• Your objective
Copy nothing but the text: repeat each entry exactly and drop the images.

Data records:

####################

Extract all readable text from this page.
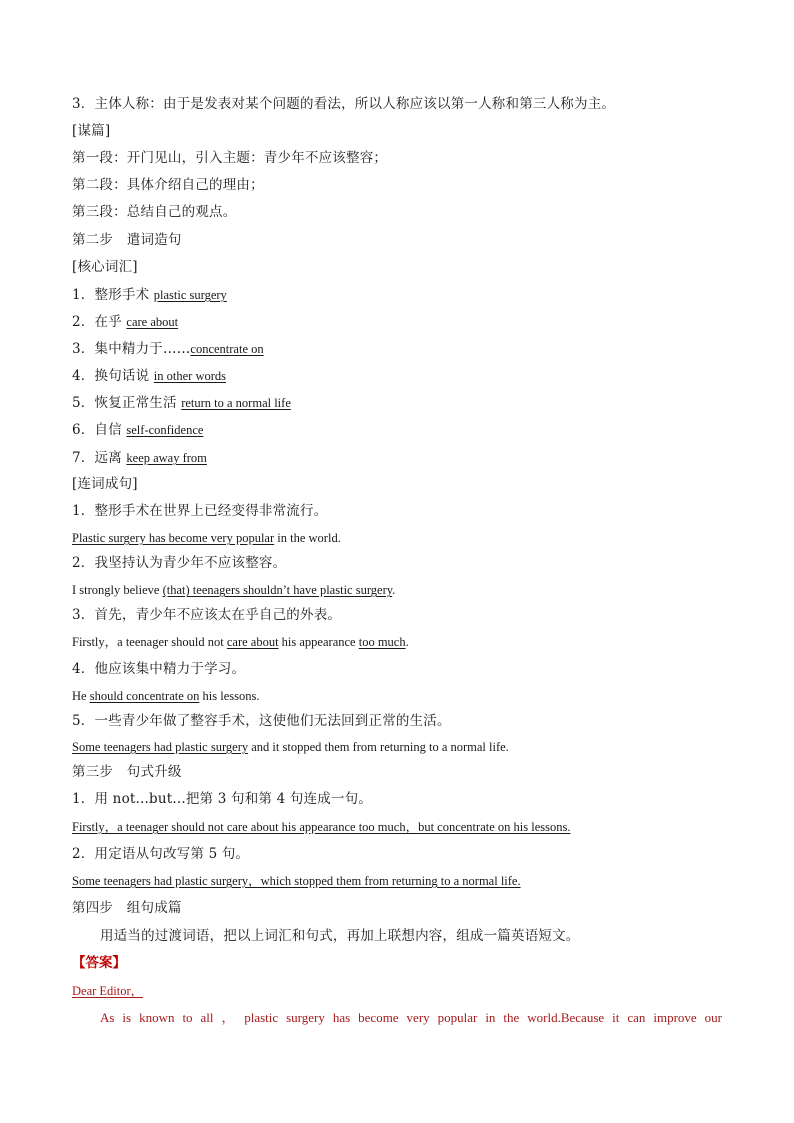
3．主体人称：由于是发表对某个问题的看法，所以人称应该以第一人称和第三人称为主。
[谋篇]
第一段：开门见山，引入主题：青少年不应该整容；
第二段：具体介绍自己的理由；
第三段：总结自己的观点。
第二步　遣词造句
[核心词汇]
1．整形手术 plastic surgery
2．在乎 care about
3．集中精力于……concentrate on
4．换句话说 in other words
5．恢复正常生活 return to a normal life
6．自信 self-confidence
7．远离 keep away from
[连词成句]
1．整形手术在世界上已经变得非常流行。
Plastic surgery has become very popular in the world.
2．我坚持认为青少年不应该整容。
I strongly believe (that) teenagers shouldn’t have plastic surgery.
3．首先，青少年不应该太在乎自己的外表。
Firstly，a teenager should not care about his appearance too much.
4．他应该集中精力于学习。
He should concentrate on his lessons.
5．一些青少年做了整容手术，这使他们无法回到正常的生活。
Some teenagers had plastic surgery and it stopped them from returning to a normal life.
第三步　句式升级
1．用 not...but...把第 3 句和第 4 句连成一句。
Firstly，a teenager should not care about his appearance too much，but concentrate on his lessons.
2．用定语从句改写第 5 句。
Some teenagers had plastic surgery，which stopped them from returning to a normal life.
第四步　组句成篇
用适当的过渡词语，把以上词汇和句式，再加上联想内容，组成一篇英语短文。
【答案】
Dear Editor，
As is known to all ， plastic surgery has become very popular in the world.Because it can improve our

####################

• Final answer
Extract all readable text from this page.
3．主体人称：由于是发表对某个问题的看法，所以人称应该以第一人称和第三人称为主。
[谋篇]
第一段：开门见山，引入主题：青少年不应该整容；
第二段：具体介绍自己的理由；
第三段：总结自己的观点。
第二步　遣词造句
[核心词汇]
1．整形手术 plastic surgery
2．在乎 care about
3．集中精力于……concentrate on
4．换句话说 in other words
5．恢复正常生活 return to a normal life
6．自信 self-confidence
7．远离 keep away from
[连词成句]
1．整形手术在世界上已经变得非常流行。
Plastic surgery has become very popular in the world.
2．我坚持认为青少年不应该整容。
I strongly believe (that) teenagers shouldn’t have plastic surgery.
3．首先，青少年不应该太在乎自己的外表。
Firstly，a teenager should not care about his appearance too much.
4．他应该集中精力于学习。
He should concentrate on his lessons.
5．一些青少年做了整容手术，这使他们无法回到正常的生活。
Some teenagers had plastic surgery and it stopped them from returning to a normal life.
第三步　句式升级
1．用 not...but...把第 3 句和第 4 句连成一句。
Firstly，a teenager should not care about his appearance too much，but concentrate on his lessons.
2．用定语从句改写第 5 句。
Some teenagers had plastic surgery，which stopped them from returning to a normal life.
第四步　组句成篇
用适当的过渡词语，把以上词汇和句式，再加上联想内容，组成一篇英语短文。
【答案】
Dear Editor，
As is known to all ， plastic surgery has become very popular in the world.Because it can improve our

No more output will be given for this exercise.